REQUIREMENTS
Seek out every line containing the word "PARK", and copy each.

─── EXERCISE DATA ───

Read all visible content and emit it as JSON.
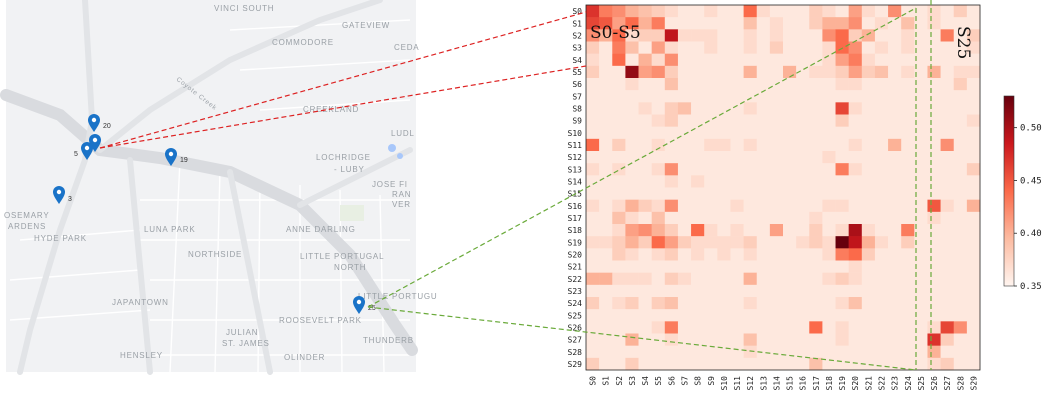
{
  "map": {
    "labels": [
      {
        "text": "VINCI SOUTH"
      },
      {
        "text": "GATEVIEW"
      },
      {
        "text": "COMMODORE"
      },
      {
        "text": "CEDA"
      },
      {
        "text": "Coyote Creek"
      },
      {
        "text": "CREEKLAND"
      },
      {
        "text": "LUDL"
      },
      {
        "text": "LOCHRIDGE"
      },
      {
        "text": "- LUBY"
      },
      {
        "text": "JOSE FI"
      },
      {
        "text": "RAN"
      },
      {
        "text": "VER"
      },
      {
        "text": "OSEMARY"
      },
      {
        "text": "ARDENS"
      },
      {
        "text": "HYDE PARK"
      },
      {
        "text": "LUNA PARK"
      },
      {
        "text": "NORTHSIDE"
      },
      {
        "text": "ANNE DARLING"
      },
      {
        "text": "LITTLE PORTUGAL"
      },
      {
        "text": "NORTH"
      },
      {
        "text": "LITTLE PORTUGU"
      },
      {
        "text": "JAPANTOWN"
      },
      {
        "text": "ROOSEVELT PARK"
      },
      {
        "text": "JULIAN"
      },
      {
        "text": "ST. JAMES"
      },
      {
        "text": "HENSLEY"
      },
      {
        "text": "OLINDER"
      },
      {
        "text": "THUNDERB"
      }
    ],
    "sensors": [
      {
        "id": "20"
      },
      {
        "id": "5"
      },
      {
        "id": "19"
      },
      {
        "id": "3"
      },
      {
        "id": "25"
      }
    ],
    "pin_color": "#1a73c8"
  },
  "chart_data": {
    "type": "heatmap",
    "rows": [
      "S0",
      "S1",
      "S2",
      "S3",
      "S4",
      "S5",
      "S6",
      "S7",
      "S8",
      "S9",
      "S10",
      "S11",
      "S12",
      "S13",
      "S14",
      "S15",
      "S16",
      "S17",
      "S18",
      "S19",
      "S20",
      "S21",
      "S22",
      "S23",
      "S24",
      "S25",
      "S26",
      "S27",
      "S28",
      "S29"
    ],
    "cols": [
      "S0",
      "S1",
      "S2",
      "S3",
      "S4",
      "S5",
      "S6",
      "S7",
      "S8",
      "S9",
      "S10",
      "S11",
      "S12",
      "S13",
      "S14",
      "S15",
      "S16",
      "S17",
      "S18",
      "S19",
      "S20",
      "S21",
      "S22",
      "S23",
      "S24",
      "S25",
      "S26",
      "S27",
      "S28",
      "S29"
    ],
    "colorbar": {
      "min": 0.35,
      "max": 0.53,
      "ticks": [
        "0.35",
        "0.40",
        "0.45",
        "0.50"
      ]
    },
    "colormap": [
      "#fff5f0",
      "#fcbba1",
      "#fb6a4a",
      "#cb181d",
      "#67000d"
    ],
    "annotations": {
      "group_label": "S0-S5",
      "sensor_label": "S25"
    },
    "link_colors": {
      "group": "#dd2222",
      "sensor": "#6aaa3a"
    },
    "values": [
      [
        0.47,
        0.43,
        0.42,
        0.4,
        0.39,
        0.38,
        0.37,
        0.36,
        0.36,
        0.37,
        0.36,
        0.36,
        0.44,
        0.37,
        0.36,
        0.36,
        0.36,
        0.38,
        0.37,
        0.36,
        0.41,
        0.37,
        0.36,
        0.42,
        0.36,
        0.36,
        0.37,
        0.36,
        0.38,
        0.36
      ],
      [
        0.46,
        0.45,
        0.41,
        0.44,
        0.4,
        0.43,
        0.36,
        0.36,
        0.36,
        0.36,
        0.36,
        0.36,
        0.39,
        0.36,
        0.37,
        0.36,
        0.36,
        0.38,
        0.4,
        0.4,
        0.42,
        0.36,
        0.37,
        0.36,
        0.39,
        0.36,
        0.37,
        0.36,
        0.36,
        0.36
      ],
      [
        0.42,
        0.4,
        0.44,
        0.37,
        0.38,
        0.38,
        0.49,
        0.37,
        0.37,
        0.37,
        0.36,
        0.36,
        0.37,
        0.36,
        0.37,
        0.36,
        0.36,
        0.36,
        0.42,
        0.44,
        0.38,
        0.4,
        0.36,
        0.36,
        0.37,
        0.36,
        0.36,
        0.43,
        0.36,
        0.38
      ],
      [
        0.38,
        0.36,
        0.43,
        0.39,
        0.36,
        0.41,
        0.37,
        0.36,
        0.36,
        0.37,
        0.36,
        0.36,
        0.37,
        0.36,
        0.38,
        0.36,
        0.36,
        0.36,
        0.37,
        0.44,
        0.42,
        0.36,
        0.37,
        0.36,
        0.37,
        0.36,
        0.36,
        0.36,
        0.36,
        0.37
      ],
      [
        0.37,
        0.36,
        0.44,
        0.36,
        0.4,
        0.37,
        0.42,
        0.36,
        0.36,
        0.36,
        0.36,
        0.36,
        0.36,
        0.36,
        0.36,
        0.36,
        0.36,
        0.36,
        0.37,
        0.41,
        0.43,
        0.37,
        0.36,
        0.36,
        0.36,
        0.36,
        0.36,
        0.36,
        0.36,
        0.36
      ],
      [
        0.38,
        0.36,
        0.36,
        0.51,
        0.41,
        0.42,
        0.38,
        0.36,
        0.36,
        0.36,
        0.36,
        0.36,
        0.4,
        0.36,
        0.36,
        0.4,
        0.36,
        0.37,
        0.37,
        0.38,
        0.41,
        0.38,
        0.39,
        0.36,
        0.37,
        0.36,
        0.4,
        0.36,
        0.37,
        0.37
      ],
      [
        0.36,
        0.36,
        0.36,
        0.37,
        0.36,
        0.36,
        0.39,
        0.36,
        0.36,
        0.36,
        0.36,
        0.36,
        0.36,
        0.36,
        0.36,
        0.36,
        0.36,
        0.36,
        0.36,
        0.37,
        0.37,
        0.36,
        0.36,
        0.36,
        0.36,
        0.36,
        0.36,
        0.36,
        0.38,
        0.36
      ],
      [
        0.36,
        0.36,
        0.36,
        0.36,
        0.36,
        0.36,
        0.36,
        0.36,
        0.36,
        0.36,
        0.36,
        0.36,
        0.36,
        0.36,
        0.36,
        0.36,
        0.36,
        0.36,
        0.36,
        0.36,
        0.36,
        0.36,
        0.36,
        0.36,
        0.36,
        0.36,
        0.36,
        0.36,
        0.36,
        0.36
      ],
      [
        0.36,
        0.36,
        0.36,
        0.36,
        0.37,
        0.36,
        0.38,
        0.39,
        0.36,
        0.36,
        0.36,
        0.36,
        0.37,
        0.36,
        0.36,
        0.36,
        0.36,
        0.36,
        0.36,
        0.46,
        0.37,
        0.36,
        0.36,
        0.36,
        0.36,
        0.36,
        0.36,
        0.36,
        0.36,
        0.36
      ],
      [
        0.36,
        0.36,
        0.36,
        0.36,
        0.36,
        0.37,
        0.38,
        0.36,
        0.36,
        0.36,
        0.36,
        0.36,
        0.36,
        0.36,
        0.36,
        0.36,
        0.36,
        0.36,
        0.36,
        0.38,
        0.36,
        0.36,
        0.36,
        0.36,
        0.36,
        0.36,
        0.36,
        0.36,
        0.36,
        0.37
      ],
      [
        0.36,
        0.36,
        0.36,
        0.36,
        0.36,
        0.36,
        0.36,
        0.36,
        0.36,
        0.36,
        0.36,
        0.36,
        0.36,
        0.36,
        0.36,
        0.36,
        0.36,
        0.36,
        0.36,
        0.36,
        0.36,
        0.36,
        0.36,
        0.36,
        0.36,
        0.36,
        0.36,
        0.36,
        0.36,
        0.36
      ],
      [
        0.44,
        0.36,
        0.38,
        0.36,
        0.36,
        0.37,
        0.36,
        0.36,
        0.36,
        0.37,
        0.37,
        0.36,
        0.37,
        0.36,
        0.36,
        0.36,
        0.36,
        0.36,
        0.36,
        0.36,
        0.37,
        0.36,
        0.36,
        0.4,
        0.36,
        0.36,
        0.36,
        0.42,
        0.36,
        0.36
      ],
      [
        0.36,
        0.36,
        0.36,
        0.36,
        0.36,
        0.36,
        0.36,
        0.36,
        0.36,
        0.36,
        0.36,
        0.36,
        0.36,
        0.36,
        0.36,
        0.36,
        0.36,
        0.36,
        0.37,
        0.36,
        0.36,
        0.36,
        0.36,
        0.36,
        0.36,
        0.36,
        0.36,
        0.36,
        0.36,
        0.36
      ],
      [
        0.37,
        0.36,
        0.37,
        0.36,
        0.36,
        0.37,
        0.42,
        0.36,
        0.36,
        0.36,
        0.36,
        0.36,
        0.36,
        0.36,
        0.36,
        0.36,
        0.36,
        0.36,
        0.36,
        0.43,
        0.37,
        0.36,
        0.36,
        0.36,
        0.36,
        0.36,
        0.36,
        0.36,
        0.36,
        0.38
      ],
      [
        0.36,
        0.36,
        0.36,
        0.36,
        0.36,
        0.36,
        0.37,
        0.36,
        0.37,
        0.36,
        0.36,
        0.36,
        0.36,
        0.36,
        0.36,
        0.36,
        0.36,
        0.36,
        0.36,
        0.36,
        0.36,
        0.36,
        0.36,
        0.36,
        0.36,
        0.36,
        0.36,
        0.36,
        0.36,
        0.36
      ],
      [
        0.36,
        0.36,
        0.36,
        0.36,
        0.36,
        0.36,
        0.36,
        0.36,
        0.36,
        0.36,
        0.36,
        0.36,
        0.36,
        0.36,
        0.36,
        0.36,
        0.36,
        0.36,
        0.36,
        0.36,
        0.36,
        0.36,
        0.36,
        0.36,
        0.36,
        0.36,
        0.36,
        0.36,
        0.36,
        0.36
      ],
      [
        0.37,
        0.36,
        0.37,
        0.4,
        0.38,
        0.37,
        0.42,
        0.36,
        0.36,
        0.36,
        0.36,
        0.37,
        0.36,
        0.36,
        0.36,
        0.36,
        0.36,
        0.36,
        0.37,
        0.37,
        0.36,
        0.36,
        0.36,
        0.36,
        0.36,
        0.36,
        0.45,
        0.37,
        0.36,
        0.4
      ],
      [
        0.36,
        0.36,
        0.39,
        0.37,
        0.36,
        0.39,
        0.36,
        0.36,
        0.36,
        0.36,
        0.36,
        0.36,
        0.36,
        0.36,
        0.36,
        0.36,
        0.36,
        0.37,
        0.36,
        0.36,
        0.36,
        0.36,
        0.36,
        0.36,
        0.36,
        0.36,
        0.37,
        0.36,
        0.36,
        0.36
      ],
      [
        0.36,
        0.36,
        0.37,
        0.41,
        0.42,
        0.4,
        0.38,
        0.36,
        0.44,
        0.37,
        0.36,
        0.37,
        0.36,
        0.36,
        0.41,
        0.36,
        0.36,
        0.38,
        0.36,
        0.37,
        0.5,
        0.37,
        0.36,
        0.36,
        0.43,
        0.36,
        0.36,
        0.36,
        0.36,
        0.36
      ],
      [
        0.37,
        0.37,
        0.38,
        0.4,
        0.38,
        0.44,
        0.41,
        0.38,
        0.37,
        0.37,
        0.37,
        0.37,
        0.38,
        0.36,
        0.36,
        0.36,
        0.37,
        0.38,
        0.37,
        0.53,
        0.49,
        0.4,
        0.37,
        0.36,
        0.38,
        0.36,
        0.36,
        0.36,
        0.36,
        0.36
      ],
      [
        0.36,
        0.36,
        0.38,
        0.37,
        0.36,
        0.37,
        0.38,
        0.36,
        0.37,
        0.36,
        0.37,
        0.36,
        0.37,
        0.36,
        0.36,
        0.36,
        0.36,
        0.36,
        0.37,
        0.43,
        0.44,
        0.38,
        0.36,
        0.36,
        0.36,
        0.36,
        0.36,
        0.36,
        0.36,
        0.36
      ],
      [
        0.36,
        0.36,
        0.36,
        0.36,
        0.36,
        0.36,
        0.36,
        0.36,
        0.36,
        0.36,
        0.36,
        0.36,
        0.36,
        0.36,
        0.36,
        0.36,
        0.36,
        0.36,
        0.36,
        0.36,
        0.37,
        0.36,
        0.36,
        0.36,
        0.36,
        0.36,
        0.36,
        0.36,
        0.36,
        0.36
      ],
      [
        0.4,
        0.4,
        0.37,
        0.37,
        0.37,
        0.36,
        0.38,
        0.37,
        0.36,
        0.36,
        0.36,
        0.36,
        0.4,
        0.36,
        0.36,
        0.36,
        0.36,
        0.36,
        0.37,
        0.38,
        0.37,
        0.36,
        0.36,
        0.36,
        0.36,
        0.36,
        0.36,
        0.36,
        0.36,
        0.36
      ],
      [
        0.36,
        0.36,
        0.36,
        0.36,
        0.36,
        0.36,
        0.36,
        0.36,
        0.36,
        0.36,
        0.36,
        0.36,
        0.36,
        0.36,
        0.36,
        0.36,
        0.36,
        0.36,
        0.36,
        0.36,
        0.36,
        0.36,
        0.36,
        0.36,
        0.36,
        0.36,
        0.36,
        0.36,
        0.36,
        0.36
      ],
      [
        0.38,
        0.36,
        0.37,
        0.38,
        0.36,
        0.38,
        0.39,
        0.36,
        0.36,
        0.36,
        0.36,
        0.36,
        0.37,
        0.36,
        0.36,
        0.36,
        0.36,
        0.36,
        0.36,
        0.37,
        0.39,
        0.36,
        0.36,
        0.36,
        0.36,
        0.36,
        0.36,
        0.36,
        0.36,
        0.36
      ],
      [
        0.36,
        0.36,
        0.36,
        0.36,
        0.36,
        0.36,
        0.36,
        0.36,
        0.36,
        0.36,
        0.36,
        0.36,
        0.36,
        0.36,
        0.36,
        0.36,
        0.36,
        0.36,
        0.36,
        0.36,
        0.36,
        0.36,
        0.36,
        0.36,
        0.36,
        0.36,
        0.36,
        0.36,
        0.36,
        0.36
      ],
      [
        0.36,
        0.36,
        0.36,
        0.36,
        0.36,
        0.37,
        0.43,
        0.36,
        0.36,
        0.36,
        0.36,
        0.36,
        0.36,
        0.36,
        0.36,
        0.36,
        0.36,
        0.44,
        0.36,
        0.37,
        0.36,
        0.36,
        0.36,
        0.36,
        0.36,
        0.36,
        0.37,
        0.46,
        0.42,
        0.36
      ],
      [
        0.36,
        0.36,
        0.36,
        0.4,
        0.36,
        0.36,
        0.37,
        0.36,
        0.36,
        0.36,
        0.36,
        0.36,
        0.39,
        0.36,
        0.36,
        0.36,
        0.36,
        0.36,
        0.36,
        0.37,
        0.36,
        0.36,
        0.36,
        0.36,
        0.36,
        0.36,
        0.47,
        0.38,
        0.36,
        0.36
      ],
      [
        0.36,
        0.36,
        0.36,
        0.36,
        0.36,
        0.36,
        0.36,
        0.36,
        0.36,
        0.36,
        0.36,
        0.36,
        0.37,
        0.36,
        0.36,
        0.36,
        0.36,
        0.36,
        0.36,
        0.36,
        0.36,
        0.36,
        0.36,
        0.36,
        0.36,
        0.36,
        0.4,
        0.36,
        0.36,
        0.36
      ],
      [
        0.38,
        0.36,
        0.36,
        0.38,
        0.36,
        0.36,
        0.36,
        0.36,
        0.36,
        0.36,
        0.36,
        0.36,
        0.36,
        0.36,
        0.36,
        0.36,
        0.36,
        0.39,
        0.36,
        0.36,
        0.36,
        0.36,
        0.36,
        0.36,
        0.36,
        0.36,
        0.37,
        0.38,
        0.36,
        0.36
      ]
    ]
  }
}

───

SOLUTION TO THE EXERCISE
        "text": "HYDE PARK"
        "text": "LUNA PARK"
        "text": "ROOSEVELT PARK"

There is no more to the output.